* Rows *

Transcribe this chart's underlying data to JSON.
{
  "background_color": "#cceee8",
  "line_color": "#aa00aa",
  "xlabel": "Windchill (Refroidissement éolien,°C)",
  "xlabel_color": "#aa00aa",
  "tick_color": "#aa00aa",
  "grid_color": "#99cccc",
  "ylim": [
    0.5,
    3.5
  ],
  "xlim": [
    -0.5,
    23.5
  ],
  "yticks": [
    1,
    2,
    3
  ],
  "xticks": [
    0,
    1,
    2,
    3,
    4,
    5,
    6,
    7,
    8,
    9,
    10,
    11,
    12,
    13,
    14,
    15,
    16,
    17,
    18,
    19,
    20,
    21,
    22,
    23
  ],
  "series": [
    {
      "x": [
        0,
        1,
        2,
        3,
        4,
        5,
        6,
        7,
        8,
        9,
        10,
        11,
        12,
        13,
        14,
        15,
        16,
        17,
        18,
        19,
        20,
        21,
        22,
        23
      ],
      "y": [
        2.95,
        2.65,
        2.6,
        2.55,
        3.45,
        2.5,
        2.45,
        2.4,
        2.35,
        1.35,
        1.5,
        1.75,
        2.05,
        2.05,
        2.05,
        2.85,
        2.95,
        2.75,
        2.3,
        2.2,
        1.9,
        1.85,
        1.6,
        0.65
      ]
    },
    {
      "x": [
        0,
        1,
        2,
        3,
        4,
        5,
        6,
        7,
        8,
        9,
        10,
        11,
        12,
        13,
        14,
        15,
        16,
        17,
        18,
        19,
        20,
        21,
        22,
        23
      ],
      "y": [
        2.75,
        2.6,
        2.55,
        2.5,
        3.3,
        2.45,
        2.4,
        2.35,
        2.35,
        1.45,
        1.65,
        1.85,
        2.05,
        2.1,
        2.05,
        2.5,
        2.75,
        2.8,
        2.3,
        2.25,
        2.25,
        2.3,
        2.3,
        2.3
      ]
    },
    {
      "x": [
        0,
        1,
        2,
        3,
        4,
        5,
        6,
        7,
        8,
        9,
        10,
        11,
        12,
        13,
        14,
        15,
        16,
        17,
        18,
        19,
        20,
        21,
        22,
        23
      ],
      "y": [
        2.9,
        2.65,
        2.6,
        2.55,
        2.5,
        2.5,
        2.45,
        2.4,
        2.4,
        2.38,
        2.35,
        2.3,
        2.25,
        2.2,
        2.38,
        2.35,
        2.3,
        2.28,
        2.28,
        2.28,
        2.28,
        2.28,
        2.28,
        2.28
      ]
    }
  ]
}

* Goal of the exercise *
Extract all of the data shown above without alteration.

* Full response *
Transcribe this chart's underlying data to JSON.
{
  "background_color": "#cceee8",
  "line_color": "#aa00aa",
  "xlabel": "Windchill (Refroidissement éolien,°C)",
  "xlabel_color": "#aa00aa",
  "tick_color": "#aa00aa",
  "grid_color": "#99cccc",
  "ylim": [
    0.5,
    3.5
  ],
  "xlim": [
    -0.5,
    23.5
  ],
  "yticks": [
    1,
    2,
    3
  ],
  "xticks": [
    0,
    1,
    2,
    3,
    4,
    5,
    6,
    7,
    8,
    9,
    10,
    11,
    12,
    13,
    14,
    15,
    16,
    17,
    18,
    19,
    20,
    21,
    22,
    23
  ],
  "series": [
    {
      "x": [
        0,
        1,
        2,
        3,
        4,
        5,
        6,
        7,
        8,
        9,
        10,
        11,
        12,
        13,
        14,
        15,
        16,
        17,
        18,
        19,
        20,
        21,
        22,
        23
      ],
      "y": [
        2.95,
        2.65,
        2.6,
        2.55,
        3.45,
        2.5,
        2.45,
        2.4,
        2.35,
        1.35,
        1.5,
        1.75,
        2.05,
        2.05,
        2.05,
        2.85,
        2.95,
        2.75,
        2.3,
        2.2,
        1.9,
        1.85,
        1.6,
        0.65
      ]
    },
    {
      "x": [
        0,
        1,
        2,
        3,
        4,
        5,
        6,
        7,
        8,
        9,
        10,
        11,
        12,
        13,
        14,
        15,
        16,
        17,
        18,
        19,
        20,
        21,
        22,
        23
      ],
      "y": [
        2.75,
        2.6,
        2.55,
        2.5,
        3.3,
        2.45,
        2.4,
        2.35,
        2.35,
        1.45,
        1.65,
        1.85,
        2.05,
        2.1,
        2.05,
        2.5,
        2.75,
        2.8,
        2.3,
        2.25,
        2.25,
        2.3,
        2.3,
        2.3
      ]
    },
    {
      "x": [
        0,
        1,
        2,
        3,
        4,
        5,
        6,
        7,
        8,
        9,
        10,
        11,
        12,
        13,
        14,
        15,
        16,
        17,
        18,
        19,
        20,
        21,
        22,
        23
      ],
      "y": [
        2.9,
        2.65,
        2.6,
        2.55,
        2.5,
        2.5,
        2.45,
        2.4,
        2.4,
        2.38,
        2.35,
        2.3,
        2.25,
        2.2,
        2.38,
        2.35,
        2.3,
        2.28,
        2.28,
        2.28,
        2.28,
        2.28,
        2.28,
        2.28
      ]
    }
  ]
}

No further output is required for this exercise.